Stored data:
■ ■ ■ ■ ■

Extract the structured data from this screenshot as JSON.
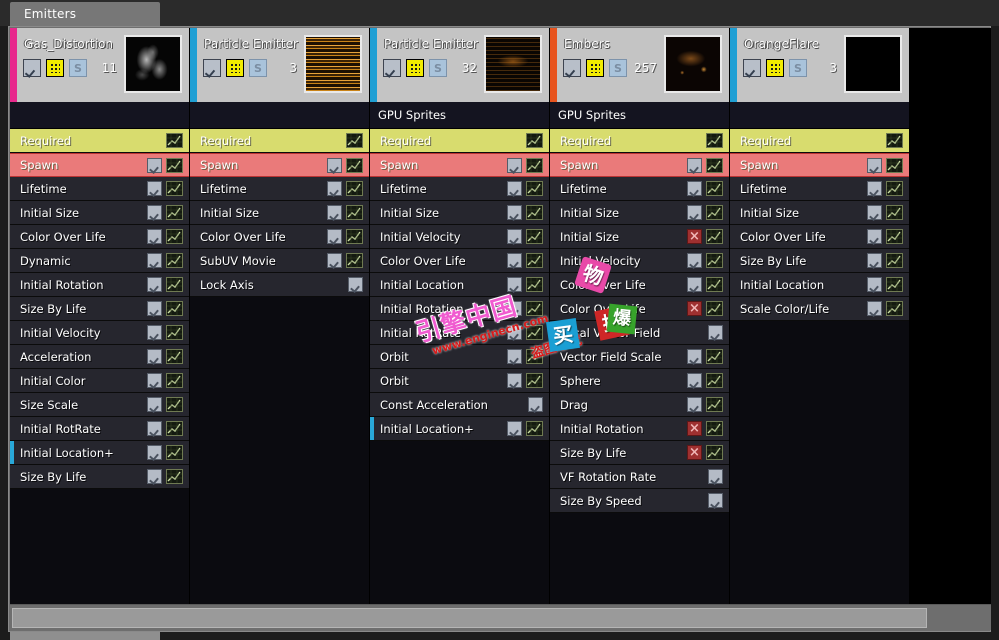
{
  "window": {
    "tab_label": "Emitters"
  },
  "colors": {
    "required_row": "#d8dc6e",
    "spawn_row": "#ea7a7a",
    "module_row": "#26262e",
    "selection": "#29a8d8",
    "enabled_check": "#b4bbc6",
    "disabled_check": "#9e3030"
  },
  "scrollbar": {
    "orientation": "horizontal"
  },
  "emitters": [
    {
      "name": "Gas_Distortion",
      "strip_color": "#e8288c",
      "count": "11",
      "type_label": "",
      "thumb": "th-gas",
      "enabled": true,
      "view_icon": "render-icon",
      "solo_label": "S",
      "modules": [
        {
          "label": "Required",
          "style": "required",
          "check": null,
          "curve": true
        },
        {
          "label": "Spawn",
          "style": "spawn",
          "check": "on",
          "curve": true
        },
        {
          "label": "Lifetime",
          "style": "",
          "check": "on",
          "curve": true
        },
        {
          "label": "Initial Size",
          "style": "",
          "check": "on",
          "curve": true
        },
        {
          "label": "Color Over Life",
          "style": "",
          "check": "on",
          "curve": true
        },
        {
          "label": "Dynamic",
          "style": "",
          "check": "on",
          "curve": true
        },
        {
          "label": "Initial Rotation",
          "style": "",
          "check": "on",
          "curve": true
        },
        {
          "label": "Size By Life",
          "style": "",
          "check": "on",
          "curve": true
        },
        {
          "label": "Initial Velocity",
          "style": "",
          "check": "on",
          "curve": true
        },
        {
          "label": "Acceleration",
          "style": "",
          "check": "on",
          "curve": true
        },
        {
          "label": "Initial Color",
          "style": "",
          "check": "on",
          "curve": true
        },
        {
          "label": "Size Scale",
          "style": "",
          "check": "on",
          "curve": true
        },
        {
          "label": "Initial RotRate",
          "style": "",
          "check": "on",
          "curve": true
        },
        {
          "label": "Initial Location+",
          "style": "selected",
          "check": "on",
          "curve": true
        },
        {
          "label": "Size By Life",
          "style": "",
          "check": "on",
          "curve": true
        }
      ]
    },
    {
      "name": "Particle Emitter",
      "strip_color": "#1f9fd4",
      "count": "3",
      "type_label": "",
      "thumb": "th-pe1",
      "enabled": true,
      "view_icon": "render-icon",
      "solo_label": "S",
      "modules": [
        {
          "label": "Required",
          "style": "required",
          "check": null,
          "curve": true
        },
        {
          "label": "Spawn",
          "style": "spawn",
          "check": "on",
          "curve": true
        },
        {
          "label": "Lifetime",
          "style": "",
          "check": "on",
          "curve": true
        },
        {
          "label": "Initial Size",
          "style": "",
          "check": "on",
          "curve": true
        },
        {
          "label": "Color Over Life",
          "style": "",
          "check": "on",
          "curve": true
        },
        {
          "label": "SubUV Movie",
          "style": "",
          "check": "on",
          "curve": true
        },
        {
          "label": "Lock Axis",
          "style": "",
          "check": "on",
          "curve": false
        }
      ]
    },
    {
      "name": "Particle Emitter",
      "strip_color": "#1f9fd4",
      "count": "32",
      "type_label": "GPU Sprites",
      "thumb": "th-pe2",
      "enabled": true,
      "view_icon": "render-icon",
      "solo_label": "S",
      "modules": [
        {
          "label": "Required",
          "style": "required",
          "check": null,
          "curve": true
        },
        {
          "label": "Spawn",
          "style": "spawn",
          "check": "on",
          "curve": true
        },
        {
          "label": "Lifetime",
          "style": "",
          "check": "on",
          "curve": true
        },
        {
          "label": "Initial Size",
          "style": "",
          "check": "on",
          "curve": true
        },
        {
          "label": "Initial Velocity",
          "style": "",
          "check": "on",
          "curve": true
        },
        {
          "label": "Color Over Life",
          "style": "",
          "check": "on",
          "curve": true
        },
        {
          "label": "Initial Location",
          "style": "",
          "check": "on",
          "curve": true
        },
        {
          "label": "Initial Rotation",
          "style": "",
          "check": "on",
          "curve": true
        },
        {
          "label": "Initial RotRate",
          "style": "",
          "check": "on",
          "curve": true
        },
        {
          "label": "Orbit",
          "style": "",
          "check": "on",
          "curve": true
        },
        {
          "label": "Orbit",
          "style": "",
          "check": "on",
          "curve": true
        },
        {
          "label": "Const Acceleration",
          "style": "",
          "check": "on",
          "curve": false
        },
        {
          "label": "Initial Location+",
          "style": "selected",
          "check": "on",
          "curve": true
        }
      ]
    },
    {
      "name": "Embers",
      "strip_color": "#e8541e",
      "count": "257",
      "type_label": "GPU Sprites",
      "thumb": "th-emb",
      "enabled": true,
      "view_icon": "render-icon",
      "solo_label": "S",
      "modules": [
        {
          "label": "Required",
          "style": "required",
          "check": null,
          "curve": true
        },
        {
          "label": "Spawn",
          "style": "spawn",
          "check": "on",
          "curve": true
        },
        {
          "label": "Lifetime",
          "style": "",
          "check": "on",
          "curve": true
        },
        {
          "label": "Initial Size",
          "style": "",
          "check": "on",
          "curve": true
        },
        {
          "label": "Initial Size",
          "style": "",
          "check": "off",
          "curve": true
        },
        {
          "label": "Initial Velocity",
          "style": "",
          "check": "on",
          "curve": true
        },
        {
          "label": "Color Over Life",
          "style": "",
          "check": "on",
          "curve": true
        },
        {
          "label": "Color Over Life",
          "style": "",
          "check": "off",
          "curve": true
        },
        {
          "label": "Local Vector Field",
          "style": "",
          "check": "on",
          "curve": false
        },
        {
          "label": "Vector Field Scale",
          "style": "",
          "check": "on",
          "curve": true
        },
        {
          "label": "Sphere",
          "style": "",
          "check": "on",
          "curve": true
        },
        {
          "label": "Drag",
          "style": "",
          "check": "on",
          "curve": true
        },
        {
          "label": "Initial Rotation",
          "style": "",
          "check": "off",
          "curve": true
        },
        {
          "label": "Size By Life",
          "style": "",
          "check": "off",
          "curve": true
        },
        {
          "label": "VF Rotation Rate",
          "style": "",
          "check": "on",
          "curve": false
        },
        {
          "label": "Size By Speed",
          "style": "",
          "check": "on",
          "curve": false
        }
      ]
    },
    {
      "name": "OrangeFlare",
      "strip_color": "#1f9fd4",
      "count": "3",
      "type_label": "",
      "thumb": "th-blank",
      "enabled": true,
      "view_icon": "render-icon",
      "solo_label": "S",
      "modules": [
        {
          "label": "Required",
          "style": "required",
          "check": null,
          "curve": true
        },
        {
          "label": "Spawn",
          "style": "spawn",
          "check": "on",
          "curve": true
        },
        {
          "label": "Lifetime",
          "style": "",
          "check": "on",
          "curve": true
        },
        {
          "label": "Initial Size",
          "style": "",
          "check": "on",
          "curve": true
        },
        {
          "label": "Color Over Life",
          "style": "",
          "check": "on",
          "curve": true
        },
        {
          "label": "Size By Life",
          "style": "",
          "check": "on",
          "curve": true
        },
        {
          "label": "Initial Location",
          "style": "",
          "check": "on",
          "curve": true
        },
        {
          "label": "Scale Color/Life",
          "style": "",
          "check": "on",
          "curve": true
        }
      ]
    }
  ],
  "watermark": {
    "main": "引擎中国",
    "url": "www.enginecn.com",
    "note": "盗图必究",
    "stamps": [
      "买",
      "物",
      "拍",
      "爆"
    ]
  }
}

■ ■ ■ ■ ■

#### [EXERCISE DIRECTIONS]
Transcribe each entry above exactly, apart from the pictures.

#### [OUTPUT FOR THIS TASK]
Extract the structured data from this screenshot as JSON.
{
  "window": {
    "tab_label": "Emitters"
  },
  "colors": {
    "required_row": "#d8dc6e",
    "spawn_row": "#ea7a7a",
    "module_row": "#26262e",
    "selection": "#29a8d8",
    "enabled_check": "#b4bbc6",
    "disabled_check": "#9e3030"
  },
  "scrollbar": {
    "orientation": "horizontal"
  },
  "emitters": [
    {
      "name": "Gas_Distortion",
      "strip_color": "#e8288c",
      "count": "11",
      "type_label": "",
      "thumb": "th-gas",
      "enabled": true,
      "view_icon": "render-icon",
      "solo_label": "S",
      "modules": [
        {
          "label": "Required",
          "style": "required",
          "check": null,
          "curve": true
        },
        {
          "label": "Spawn",
          "style": "spawn",
          "check": "on",
          "curve": true
        },
        {
          "label": "Lifetime",
          "style": "",
          "check": "on",
          "curve": true
        },
        {
          "label": "Initial Size",
          "style": "",
          "check": "on",
          "curve": true
        },
        {
          "label": "Color Over Life",
          "style": "",
          "check": "on",
          "curve": true
        },
        {
          "label": "Dynamic",
          "style": "",
          "check": "on",
          "curve": true
        },
        {
          "label": "Initial Rotation",
          "style": "",
          "check": "on",
          "curve": true
        },
        {
          "label": "Size By Life",
          "style": "",
          "check": "on",
          "curve": true
        },
        {
          "label": "Initial Velocity",
          "style": "",
          "check": "on",
          "curve": true
        },
        {
          "label": "Acceleration",
          "style": "",
          "check": "on",
          "curve": true
        },
        {
          "label": "Initial Color",
          "style": "",
          "check": "on",
          "curve": true
        },
        {
          "label": "Size Scale",
          "style": "",
          "check": "on",
          "curve": true
        },
        {
          "label": "Initial RotRate",
          "style": "",
          "check": "on",
          "curve": true
        },
        {
          "label": "Initial Location+",
          "style": "selected",
          "check": "on",
          "curve": true
        },
        {
          "label": "Size By Life",
          "style": "",
          "check": "on",
          "curve": true
        }
      ]
    },
    {
      "name": "Particle Emitter",
      "strip_color": "#1f9fd4",
      "count": "3",
      "type_label": "",
      "thumb": "th-pe1",
      "enabled": true,
      "view_icon": "render-icon",
      "solo_label": "S",
      "modules": [
        {
          "label": "Required",
          "style": "required",
          "check": null,
          "curve": true
        },
        {
          "label": "Spawn",
          "style": "spawn",
          "check": "on",
          "curve": true
        },
        {
          "label": "Lifetime",
          "style": "",
          "check": "on",
          "curve": true
        },
        {
          "label": "Initial Size",
          "style": "",
          "check": "on",
          "curve": true
        },
        {
          "label": "Color Over Life",
          "style": "",
          "check": "on",
          "curve": true
        },
        {
          "label": "SubUV Movie",
          "style": "",
          "check": "on",
          "curve": true
        },
        {
          "label": "Lock Axis",
          "style": "",
          "check": "on",
          "curve": false
        }
      ]
    },
    {
      "name": "Particle Emitter",
      "strip_color": "#1f9fd4",
      "count": "32",
      "type_label": "GPU Sprites",
      "thumb": "th-pe2",
      "enabled": true,
      "view_icon": "render-icon",
      "solo_label": "S",
      "modules": [
        {
          "label": "Required",
          "style": "required",
          "check": null,
          "curve": true
        },
        {
          "label": "Spawn",
          "style": "spawn",
          "check": "on",
          "curve": true
        },
        {
          "label": "Lifetime",
          "style": "",
          "check": "on",
          "curve": true
        },
        {
          "label": "Initial Size",
          "style": "",
          "check": "on",
          "curve": true
        },
        {
          "label": "Initial Velocity",
          "style": "",
          "check": "on",
          "curve": true
        },
        {
          "label": "Color Over Life",
          "style": "",
          "check": "on",
          "curve": true
        },
        {
          "label": "Initial Location",
          "style": "",
          "check": "on",
          "curve": true
        },
        {
          "label": "Initial Rotation",
          "style": "",
          "check": "on",
          "curve": true
        },
        {
          "label": "Initial RotRate",
          "style": "",
          "check": "on",
          "curve": true
        },
        {
          "label": "Orbit",
          "style": "",
          "check": "on",
          "curve": true
        },
        {
          "label": "Orbit",
          "style": "",
          "check": "on",
          "curve": true
        },
        {
          "label": "Const Acceleration",
          "style": "",
          "check": "on",
          "curve": false
        },
        {
          "label": "Initial Location+",
          "style": "selected",
          "check": "on",
          "curve": true
        }
      ]
    },
    {
      "name": "Embers",
      "strip_color": "#e8541e",
      "count": "257",
      "type_label": "GPU Sprites",
      "thumb": "th-emb",
      "enabled": true,
      "view_icon": "render-icon",
      "solo_label": "S",
      "modules": [
        {
          "label": "Required",
          "style": "required",
          "check": null,
          "curve": true
        },
        {
          "label": "Spawn",
          "style": "spawn",
          "check": "on",
          "curve": true
        },
        {
          "label": "Lifetime",
          "style": "",
          "check": "on",
          "curve": true
        },
        {
          "label": "Initial Size",
          "style": "",
          "check": "on",
          "curve": true
        },
        {
          "label": "Initial Size",
          "style": "",
          "check": "off",
          "curve": true
        },
        {
          "label": "Initial Velocity",
          "style": "",
          "check": "on",
          "curve": true
        },
        {
          "label": "Color Over Life",
          "style": "",
          "check": "on",
          "curve": true
        },
        {
          "label": "Color Over Life",
          "style": "",
          "check": "off",
          "curve": true
        },
        {
          "label": "Local Vector Field",
          "style": "",
          "check": "on",
          "curve": false
        },
        {
          "label": "Vector Field Scale",
          "style": "",
          "check": "on",
          "curve": true
        },
        {
          "label": "Sphere",
          "style": "",
          "check": "on",
          "curve": true
        },
        {
          "label": "Drag",
          "style": "",
          "check": "on",
          "curve": true
        },
        {
          "label": "Initial Rotation",
          "style": "",
          "check": "off",
          "curve": true
        },
        {
          "label": "Size By Life",
          "style": "",
          "check": "off",
          "curve": true
        },
        {
          "label": "VF Rotation Rate",
          "style": "",
          "check": "on",
          "curve": false
        },
        {
          "label": "Size By Speed",
          "style": "",
          "check": "on",
          "curve": false
        }
      ]
    },
    {
      "name": "OrangeFlare",
      "strip_color": "#1f9fd4",
      "count": "3",
      "type_label": "",
      "thumb": "th-blank",
      "enabled": true,
      "view_icon": "render-icon",
      "solo_label": "S",
      "modules": [
        {
          "label": "Required",
          "style": "required",
          "check": null,
          "curve": true
        },
        {
          "label": "Spawn",
          "style": "spawn",
          "check": "on",
          "curve": true
        },
        {
          "label": "Lifetime",
          "style": "",
          "check": "on",
          "curve": true
        },
        {
          "label": "Initial Size",
          "style": "",
          "check": "on",
          "curve": true
        },
        {
          "label": "Color Over Life",
          "style": "",
          "check": "on",
          "curve": true
        },
        {
          "label": "Size By Life",
          "style": "",
          "check": "on",
          "curve": true
        },
        {
          "label": "Initial Location",
          "style": "",
          "check": "on",
          "curve": true
        },
        {
          "label": "Scale Color/Life",
          "style": "",
          "check": "on",
          "curve": true
        }
      ]
    }
  ],
  "watermark": {
    "main": "引擎中国",
    "url": "www.enginecn.com",
    "note": "盗图必究",
    "stamps": [
      "买",
      "物",
      "拍",
      "爆"
    ]
  }
}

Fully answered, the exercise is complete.